Write out all the material exactly. Leave nothing out.

· · · ·

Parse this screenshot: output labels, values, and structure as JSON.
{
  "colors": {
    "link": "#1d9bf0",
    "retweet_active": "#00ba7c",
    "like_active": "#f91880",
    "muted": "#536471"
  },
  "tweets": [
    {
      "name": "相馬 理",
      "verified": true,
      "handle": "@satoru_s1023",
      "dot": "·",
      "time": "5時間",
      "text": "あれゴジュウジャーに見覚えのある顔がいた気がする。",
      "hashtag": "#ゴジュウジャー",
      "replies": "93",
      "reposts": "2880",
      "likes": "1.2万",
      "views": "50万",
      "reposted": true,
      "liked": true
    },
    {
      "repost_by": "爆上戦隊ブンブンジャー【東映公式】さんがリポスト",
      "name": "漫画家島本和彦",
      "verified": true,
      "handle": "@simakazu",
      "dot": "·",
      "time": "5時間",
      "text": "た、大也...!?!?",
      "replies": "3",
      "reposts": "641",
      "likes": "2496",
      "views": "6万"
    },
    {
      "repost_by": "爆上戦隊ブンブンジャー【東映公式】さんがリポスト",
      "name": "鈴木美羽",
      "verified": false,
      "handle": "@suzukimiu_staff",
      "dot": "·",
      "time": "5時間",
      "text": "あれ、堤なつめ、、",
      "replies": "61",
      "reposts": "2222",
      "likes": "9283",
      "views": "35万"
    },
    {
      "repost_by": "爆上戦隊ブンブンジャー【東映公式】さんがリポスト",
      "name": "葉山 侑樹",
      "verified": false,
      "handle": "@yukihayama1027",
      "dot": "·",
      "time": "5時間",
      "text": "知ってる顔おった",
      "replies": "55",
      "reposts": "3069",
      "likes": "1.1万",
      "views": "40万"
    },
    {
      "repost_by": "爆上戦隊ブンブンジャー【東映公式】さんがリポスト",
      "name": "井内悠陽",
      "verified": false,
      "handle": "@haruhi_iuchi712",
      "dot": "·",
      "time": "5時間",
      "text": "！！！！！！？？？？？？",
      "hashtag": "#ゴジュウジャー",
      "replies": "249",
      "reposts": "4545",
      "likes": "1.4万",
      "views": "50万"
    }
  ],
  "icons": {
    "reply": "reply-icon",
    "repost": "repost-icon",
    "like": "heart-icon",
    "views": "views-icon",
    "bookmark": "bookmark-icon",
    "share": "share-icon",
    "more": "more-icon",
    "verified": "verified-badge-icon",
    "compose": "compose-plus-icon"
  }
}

· · · ·

> _RESULT BELOW_:
Parse this screenshot: output labels, values, and structure as JSON.
{
  "colors": {
    "link": "#1d9bf0",
    "retweet_active": "#00ba7c",
    "like_active": "#f91880",
    "muted": "#536471"
  },
  "tweets": [
    {
      "name": "相馬 理",
      "verified": true,
      "handle": "@satoru_s1023",
      "dot": "·",
      "time": "5時間",
      "text": "あれゴジュウジャーに見覚えのある顔がいた気がする。",
      "hashtag": "#ゴジュウジャー",
      "replies": "93",
      "reposts": "2880",
      "likes": "1.2万",
      "views": "50万",
      "reposted": true,
      "liked": true
    },
    {
      "repost_by": "爆上戦隊ブンブンジャー【東映公式】さんがリポスト",
      "name": "漫画家島本和彦",
      "verified": true,
      "handle": "@simakazu",
      "dot": "·",
      "time": "5時間",
      "text": "た、大也...!?!?",
      "replies": "3",
      "reposts": "641",
      "likes": "2496",
      "views": "6万"
    },
    {
      "repost_by": "爆上戦隊ブンブンジャー【東映公式】さんがリポスト",
      "name": "鈴木美羽",
      "verified": false,
      "handle": "@suzukimiu_staff",
      "dot": "·",
      "time": "5時間",
      "text": "あれ、堤なつめ、、",
      "replies": "61",
      "reposts": "2222",
      "likes": "9283",
      "views": "35万"
    },
    {
      "repost_by": "爆上戦隊ブンブンジャー【東映公式】さんがリポスト",
      "name": "葉山 侑樹",
      "verified": false,
      "handle": "@yukihayama1027",
      "dot": "·",
      "time": "5時間",
      "text": "知ってる顔おった",
      "replies": "55",
      "reposts": "3069",
      "likes": "1.1万",
      "views": "40万"
    },
    {
      "repost_by": "爆上戦隊ブンブンジャー【東映公式】さんがリポスト",
      "name": "井内悠陽",
      "verified": false,
      "handle": "@haruhi_iuchi712",
      "dot": "·",
      "time": "5時間",
      "text": "！！！！！！？？？？？？",
      "hashtag": "#ゴジュウジャー",
      "replies": "249",
      "reposts": "4545",
      "likes": "1.4万",
      "views": "50万"
    }
  ],
  "icons": {
    "reply": "reply-icon",
    "repost": "repost-icon",
    "like": "heart-icon",
    "views": "views-icon",
    "bookmark": "bookmark-icon",
    "share": "share-icon",
    "more": "more-icon",
    "verified": "verified-badge-icon",
    "compose": "compose-plus-icon"
  }
}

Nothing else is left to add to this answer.